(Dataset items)
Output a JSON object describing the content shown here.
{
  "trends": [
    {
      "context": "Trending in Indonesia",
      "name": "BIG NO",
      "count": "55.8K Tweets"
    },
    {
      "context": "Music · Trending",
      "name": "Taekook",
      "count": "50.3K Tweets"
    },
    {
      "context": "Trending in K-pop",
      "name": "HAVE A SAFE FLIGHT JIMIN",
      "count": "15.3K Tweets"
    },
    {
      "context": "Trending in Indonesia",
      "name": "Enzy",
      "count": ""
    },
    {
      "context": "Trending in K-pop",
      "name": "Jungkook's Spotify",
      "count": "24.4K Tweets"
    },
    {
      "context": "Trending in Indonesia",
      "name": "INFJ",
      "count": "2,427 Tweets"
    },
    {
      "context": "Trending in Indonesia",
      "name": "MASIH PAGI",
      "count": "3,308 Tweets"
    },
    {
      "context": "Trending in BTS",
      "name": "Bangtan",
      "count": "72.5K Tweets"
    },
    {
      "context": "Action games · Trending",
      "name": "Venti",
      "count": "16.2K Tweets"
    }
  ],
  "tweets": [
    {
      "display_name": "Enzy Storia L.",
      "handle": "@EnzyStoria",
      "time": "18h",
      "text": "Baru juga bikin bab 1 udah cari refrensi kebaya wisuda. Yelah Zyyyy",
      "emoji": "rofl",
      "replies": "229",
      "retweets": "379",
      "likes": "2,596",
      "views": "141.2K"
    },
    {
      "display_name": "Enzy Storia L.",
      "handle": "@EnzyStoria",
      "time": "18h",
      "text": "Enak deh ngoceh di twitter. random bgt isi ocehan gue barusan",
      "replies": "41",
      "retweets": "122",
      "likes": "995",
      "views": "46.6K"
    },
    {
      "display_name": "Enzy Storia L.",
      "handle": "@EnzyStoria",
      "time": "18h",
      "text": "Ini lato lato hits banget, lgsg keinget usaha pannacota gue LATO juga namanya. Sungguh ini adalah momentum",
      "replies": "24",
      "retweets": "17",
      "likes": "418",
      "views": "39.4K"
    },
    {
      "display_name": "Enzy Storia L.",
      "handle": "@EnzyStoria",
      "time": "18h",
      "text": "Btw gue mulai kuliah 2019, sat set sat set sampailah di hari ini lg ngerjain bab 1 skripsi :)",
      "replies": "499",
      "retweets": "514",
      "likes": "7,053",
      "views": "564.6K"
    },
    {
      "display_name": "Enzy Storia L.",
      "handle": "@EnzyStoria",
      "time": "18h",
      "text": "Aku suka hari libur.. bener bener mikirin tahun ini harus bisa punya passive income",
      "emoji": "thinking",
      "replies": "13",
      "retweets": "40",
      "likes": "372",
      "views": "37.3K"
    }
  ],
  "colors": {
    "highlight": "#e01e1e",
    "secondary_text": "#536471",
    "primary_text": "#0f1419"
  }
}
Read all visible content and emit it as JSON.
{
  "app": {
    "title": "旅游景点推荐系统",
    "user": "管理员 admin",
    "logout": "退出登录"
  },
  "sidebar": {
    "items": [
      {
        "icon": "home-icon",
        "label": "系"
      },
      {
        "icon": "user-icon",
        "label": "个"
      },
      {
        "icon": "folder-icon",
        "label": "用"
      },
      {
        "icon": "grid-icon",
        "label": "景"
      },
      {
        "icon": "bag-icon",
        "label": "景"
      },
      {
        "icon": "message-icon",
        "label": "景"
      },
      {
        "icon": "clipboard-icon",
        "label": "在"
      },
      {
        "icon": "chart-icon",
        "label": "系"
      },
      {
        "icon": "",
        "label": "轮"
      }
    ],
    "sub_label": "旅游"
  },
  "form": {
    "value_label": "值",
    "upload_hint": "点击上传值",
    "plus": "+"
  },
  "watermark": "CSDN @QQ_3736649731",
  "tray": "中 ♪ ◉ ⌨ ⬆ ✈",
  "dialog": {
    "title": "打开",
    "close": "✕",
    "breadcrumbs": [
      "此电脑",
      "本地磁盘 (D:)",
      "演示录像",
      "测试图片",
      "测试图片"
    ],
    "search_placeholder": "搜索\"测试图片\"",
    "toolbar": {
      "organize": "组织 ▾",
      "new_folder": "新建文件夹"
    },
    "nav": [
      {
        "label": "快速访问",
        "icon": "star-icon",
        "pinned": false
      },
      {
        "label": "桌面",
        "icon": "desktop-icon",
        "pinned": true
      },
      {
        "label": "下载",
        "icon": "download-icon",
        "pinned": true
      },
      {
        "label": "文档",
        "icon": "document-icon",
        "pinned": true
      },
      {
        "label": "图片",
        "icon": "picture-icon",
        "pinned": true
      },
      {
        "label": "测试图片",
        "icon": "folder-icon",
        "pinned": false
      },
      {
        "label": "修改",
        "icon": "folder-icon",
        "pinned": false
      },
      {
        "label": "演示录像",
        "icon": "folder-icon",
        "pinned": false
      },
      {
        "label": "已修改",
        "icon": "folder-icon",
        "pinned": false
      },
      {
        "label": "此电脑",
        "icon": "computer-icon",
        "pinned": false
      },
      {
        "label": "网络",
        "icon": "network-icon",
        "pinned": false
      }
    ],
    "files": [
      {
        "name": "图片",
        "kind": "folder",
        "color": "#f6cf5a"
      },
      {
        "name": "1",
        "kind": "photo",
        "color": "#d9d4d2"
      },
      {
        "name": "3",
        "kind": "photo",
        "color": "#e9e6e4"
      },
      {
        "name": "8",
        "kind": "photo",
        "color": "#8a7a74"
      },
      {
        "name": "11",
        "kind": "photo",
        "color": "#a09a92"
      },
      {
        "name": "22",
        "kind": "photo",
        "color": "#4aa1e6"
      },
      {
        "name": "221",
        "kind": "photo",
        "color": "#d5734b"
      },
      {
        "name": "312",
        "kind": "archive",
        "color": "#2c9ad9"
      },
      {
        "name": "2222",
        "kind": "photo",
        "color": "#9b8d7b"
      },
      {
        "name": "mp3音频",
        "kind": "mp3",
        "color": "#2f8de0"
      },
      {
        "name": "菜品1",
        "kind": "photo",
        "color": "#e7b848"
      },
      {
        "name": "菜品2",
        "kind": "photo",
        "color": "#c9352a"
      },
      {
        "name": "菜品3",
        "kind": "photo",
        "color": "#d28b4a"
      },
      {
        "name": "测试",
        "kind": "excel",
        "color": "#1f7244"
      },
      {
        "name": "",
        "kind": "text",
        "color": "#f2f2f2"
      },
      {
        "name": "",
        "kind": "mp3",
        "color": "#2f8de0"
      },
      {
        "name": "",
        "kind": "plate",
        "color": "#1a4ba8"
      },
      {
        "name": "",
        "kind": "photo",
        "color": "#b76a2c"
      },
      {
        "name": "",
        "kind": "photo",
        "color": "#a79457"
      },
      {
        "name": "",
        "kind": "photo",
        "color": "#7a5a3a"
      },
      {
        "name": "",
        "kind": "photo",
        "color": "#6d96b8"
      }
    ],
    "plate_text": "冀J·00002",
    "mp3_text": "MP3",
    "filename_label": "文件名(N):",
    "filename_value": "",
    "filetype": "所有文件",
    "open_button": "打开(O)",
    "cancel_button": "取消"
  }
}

=== Problem statement ===
All of the records must be repeated exactly.

=== Solution to the exercise ===
Output a JSON object describing the content shown here.
{
  "trends": [
    {
      "context": "Trending in Indonesia",
      "name": "BIG NO",
      "count": "55.8K Tweets"
    },
    {
      "context": "Music · Trending",
      "name": "Taekook",
      "count": "50.3K Tweets"
    },
    {
      "context": "Trending in K-pop",
      "name": "HAVE A SAFE FLIGHT JIMIN",
      "count": "15.3K Tweets"
    },
    {
      "context": "Trending in Indonesia",
      "name": "Enzy",
      "count": ""
    },
    {
      "context": "Trending in K-pop",
      "name": "Jungkook's Spotify",
      "count": "24.4K Tweets"
    },
    {
      "context": "Trending in Indonesia",
      "name": "INFJ",
      "count": "2,427 Tweets"
    },
    {
      "context": "Trending in Indonesia",
      "name": "MASIH PAGI",
      "count": "3,308 Tweets"
    },
    {
      "context": "Trending in BTS",
      "name": "Bangtan",
      "count": "72.5K Tweets"
    },
    {
      "context": "Action games · Trending",
      "name": "Venti",
      "count": "16.2K Tweets"
    }
  ],
  "tweets": [
    {
      "display_name": "Enzy Storia L.",
      "handle": "@EnzyStoria",
      "time": "18h",
      "text": "Baru juga bikin bab 1 udah cari refrensi kebaya wisuda. Yelah Zyyyy",
      "emoji": "rofl",
      "replies": "229",
      "retweets": "379",
      "likes": "2,596",
      "views": "141.2K"
    },
    {
      "display_name": "Enzy Storia L.",
      "handle": "@EnzyStoria",
      "time": "18h",
      "text": "Enak deh ngoceh di twitter. random bgt isi ocehan gue barusan",
      "replies": "41",
      "retweets": "122",
      "likes": "995",
      "views": "46.6K"
    },
    {
      "display_name": "Enzy Storia L.",
      "handle": "@EnzyStoria",
      "time": "18h",
      "text": "Ini lato lato hits banget, lgsg keinget usaha pannacota gue LATO juga namanya. Sungguh ini adalah momentum",
      "replies": "24",
      "retweets": "17",
      "likes": "418",
      "views": "39.4K"
    },
    {
      "display_name": "Enzy Storia L.",
      "handle": "@EnzyStoria",
      "time": "18h",
      "text": "Btw gue mulai kuliah 2019, sat set sat set sampailah di hari ini lg ngerjain bab 1 skripsi :)",
      "replies": "499",
      "retweets": "514",
      "likes": "7,053",
      "views": "564.6K"
    },
    {
      "display_name": "Enzy Storia L.",
      "handle": "@EnzyStoria",
      "time": "18h",
      "text": "Aku suka hari libur.. bener bener mikirin tahun ini harus bisa punya passive income",
      "emoji": "thinking",
      "replies": "13",
      "retweets": "40",
      "likes": "372",
      "views": "37.3K"
    }
  ],
  "colors": {
    "highlight": "#e01e1e",
    "secondary_text": "#536471",
    "primary_text": "#0f1419"
  }
}
Read all visible content and emit it as JSON.
{
  "app": {
    "title": "旅游景点推荐系统",
    "user": "管理员 admin",
    "logout": "退出登录"
  },
  "sidebar": {
    "items": [
      {
        "icon": "home-icon",
        "label": "系"
      },
      {
        "icon": "user-icon",
        "label": "个"
      },
      {
        "icon": "folder-icon",
        "label": "用"
      },
      {
        "icon": "grid-icon",
        "label": "景"
      },
      {
        "icon": "bag-icon",
        "label": "景"
      },
      {
        "icon": "message-icon",
        "label": "景"
      },
      {
        "icon": "clipboard-icon",
        "label": "在"
      },
      {
        "icon": "chart-icon",
        "label": "系"
      },
      {
        "icon": "",
        "label": "轮"
      }
    ],
    "sub_label": "旅游"
  },
  "form": {
    "value_label": "值",
    "upload_hint": "点击上传值",
    "plus": "+"
  },
  "watermark": "CSDN @QQ_3736649731",
  "tray": "中 ♪ ◉ ⌨ ⬆ ✈",
  "dialog": {
    "title": "打开",
    "close": "✕",
    "breadcrumbs": [
      "此电脑",
      "本地磁盘 (D:)",
      "演示录像",
      "测试图片",
      "测试图片"
    ],
    "search_placeholder": "搜索\"测试图片\"",
    "toolbar": {
      "organize": "组织 ▾",
      "new_folder": "新建文件夹"
    },
    "nav": [
      {
        "label": "快速访问",
        "icon": "star-icon",
        "pinned": false
      },
      {
        "label": "桌面",
        "icon": "desktop-icon",
        "pinned": true
      },
      {
        "label": "下载",
        "icon": "download-icon",
        "pinned": true
      },
      {
        "label": "文档",
        "icon": "document-icon",
        "pinned": true
      },
      {
        "label": "图片",
        "icon": "picture-icon",
        "pinned": true
      },
      {
        "label": "测试图片",
        "icon": "folder-icon",
        "pinned": false
      },
      {
        "label": "修改",
        "icon": "folder-icon",
        "pinned": false
      },
      {
        "label": "演示录像",
        "icon": "folder-icon",
        "pinned": false
      },
      {
        "label": "已修改",
        "icon": "folder-icon",
        "pinned": false
      },
      {
        "label": "此电脑",
        "icon": "computer-icon",
        "pinned": false
      },
      {
        "label": "网络",
        "icon": "network-icon",
        "pinned": false
      }
    ],
    "files": [
      {
        "name": "图片",
        "kind": "folder",
        "color": "#f6cf5a"
      },
      {
        "name": "1",
        "kind": "photo",
        "color": "#d9d4d2"
      },
      {
        "name": "3",
        "kind": "photo",
        "color": "#e9e6e4"
      },
      {
        "name": "8",
        "kind": "photo",
        "color": "#8a7a74"
      },
      {
        "name": "11",
        "kind": "photo",
        "color": "#a09a92"
      },
      {
        "name": "22",
        "kind": "photo",
        "color": "#4aa1e6"
      },
      {
        "name": "221",
        "kind": "photo",
        "color": "#d5734b"
      },
      {
        "name": "312",
        "kind": "archive",
        "color": "#2c9ad9"
      },
      {
        "name": "2222",
        "kind": "photo",
        "color": "#9b8d7b"
      },
      {
        "name": "mp3音频",
        "kind": "mp3",
        "color": "#2f8de0"
      },
      {
        "name": "菜品1",
        "kind": "photo",
        "color": "#e7b848"
      },
      {
        "name": "菜品2",
        "kind": "photo",
        "color": "#c9352a"
      },
      {
        "name": "菜品3",
        "kind": "photo",
        "color": "#d28b4a"
      },
      {
        "name": "测试",
        "kind": "excel",
        "color": "#1f7244"
      },
      {
        "name": "",
        "kind": "text",
        "color": "#f2f2f2"
      },
      {
        "name": "",
        "kind": "mp3",
        "color": "#2f8de0"
      },
      {
        "name": "",
        "kind": "plate",
        "color": "#1a4ba8"
      },
      {
        "name": "",
        "kind": "photo",
        "color": "#b76a2c"
      },
      {
        "name": "",
        "kind": "photo",
        "color": "#a79457"
      },
      {
        "name": "",
        "kind": "photo",
        "color": "#7a5a3a"
      },
      {
        "name": "",
        "kind": "photo",
        "color": "#6d96b8"
      }
    ],
    "plate_text": "冀J·00002",
    "mp3_text": "MP3",
    "filename_label": "文件名(N):",
    "filename_value": "",
    "filetype": "所有文件",
    "open_button": "打开(O)",
    "cancel_button": "取消"
  }
}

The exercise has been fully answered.